*GOAL OF THE EXERCISE*
Every line of the material below must be repeated exactly.

═══ SOURCE RECORDS ═══

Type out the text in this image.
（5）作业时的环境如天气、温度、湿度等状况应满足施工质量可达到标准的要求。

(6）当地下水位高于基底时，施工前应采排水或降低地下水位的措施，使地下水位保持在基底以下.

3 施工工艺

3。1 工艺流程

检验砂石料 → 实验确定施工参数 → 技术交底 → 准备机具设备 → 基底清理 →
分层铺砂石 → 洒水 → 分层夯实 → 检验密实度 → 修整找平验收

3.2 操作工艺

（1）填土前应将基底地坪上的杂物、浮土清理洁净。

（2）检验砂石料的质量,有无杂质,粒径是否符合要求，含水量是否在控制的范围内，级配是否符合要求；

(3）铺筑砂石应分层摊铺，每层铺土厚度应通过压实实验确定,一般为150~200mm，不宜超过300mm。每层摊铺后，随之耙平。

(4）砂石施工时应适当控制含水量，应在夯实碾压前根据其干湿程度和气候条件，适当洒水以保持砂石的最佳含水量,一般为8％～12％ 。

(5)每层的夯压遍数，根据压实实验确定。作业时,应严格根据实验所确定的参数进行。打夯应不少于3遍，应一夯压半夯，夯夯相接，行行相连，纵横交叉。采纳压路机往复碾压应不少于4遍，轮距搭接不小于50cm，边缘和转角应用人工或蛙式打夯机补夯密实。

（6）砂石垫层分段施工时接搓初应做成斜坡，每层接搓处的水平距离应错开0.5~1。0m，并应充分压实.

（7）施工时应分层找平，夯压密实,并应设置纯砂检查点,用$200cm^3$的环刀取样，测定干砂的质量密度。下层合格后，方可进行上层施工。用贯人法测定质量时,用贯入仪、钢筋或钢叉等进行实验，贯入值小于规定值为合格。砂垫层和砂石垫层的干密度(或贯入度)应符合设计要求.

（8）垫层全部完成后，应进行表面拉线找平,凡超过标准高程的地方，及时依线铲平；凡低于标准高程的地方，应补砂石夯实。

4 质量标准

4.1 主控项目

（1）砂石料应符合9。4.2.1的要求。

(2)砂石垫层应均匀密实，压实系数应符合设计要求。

═══

*RESPONSE*
Type out the text in this image.
（5）作业时的环境如天气、温度、湿度等状况应满足施工质量可达到标准的要求。

(6）当地下水位高于基底时，施工前应采排水或降低地下水位的措施，使地下水位保持在基底以下.

3 施工工艺

3。1 工艺流程

检验砂石料 → 实验确定施工参数 → 技术交底 → 准备机具设备 → 基底清理 →
分层铺砂石 → 洒水 → 分层夯实 → 检验密实度 → 修整找平验收

3.2 操作工艺

（1）填土前应将基底地坪上的杂物、浮土清理洁净。

（2）检验砂石料的质量,有无杂质,粒径是否符合要求，含水量是否在控制的范围内，级配是否符合要求；

(3）铺筑砂石应分层摊铺，每层铺土厚度应通过压实实验确定,一般为150~200mm，不宜超过300mm。每层摊铺后，随之耙平。

(4）砂石施工时应适当控制含水量，应在夯实碾压前根据其干湿程度和气候条件，适当洒水以保持砂石的最佳含水量,一般为8％～12％ 。

(5)每层的夯压遍数，根据压实实验确定。作业时,应严格根据实验所确定的参数进行。打夯应不少于3遍，应一夯压半夯，夯夯相接，行行相连，纵横交叉。采纳压路机往复碾压应不少于4遍，轮距搭接不小于50cm，边缘和转角应用人工或蛙式打夯机补夯密实。

（6）砂石垫层分段施工时接搓初应做成斜坡，每层接搓处的水平距离应错开0.5~1。0m，并应充分压实.

（7）施工时应分层找平，夯压密实,并应设置纯砂检查点,用$200cm^3$的环刀取样，测定干砂的质量密度。下层合格后，方可进行上层施工。用贯人法测定质量时,用贯入仪、钢筋或钢叉等进行实验，贯入值小于规定值为合格。砂垫层和砂石垫层的干密度(或贯入度)应符合设计要求.

（8）垫层全部完成后，应进行表面拉线找平,凡超过标准高程的地方，及时依线铲平；凡低于标准高程的地方，应补砂石夯实。

4 质量标准

4.1 主控项目

（1）砂石料应符合9。4.2.1的要求。

(2)砂石垫层应均匀密实，压实系数应符合设计要求。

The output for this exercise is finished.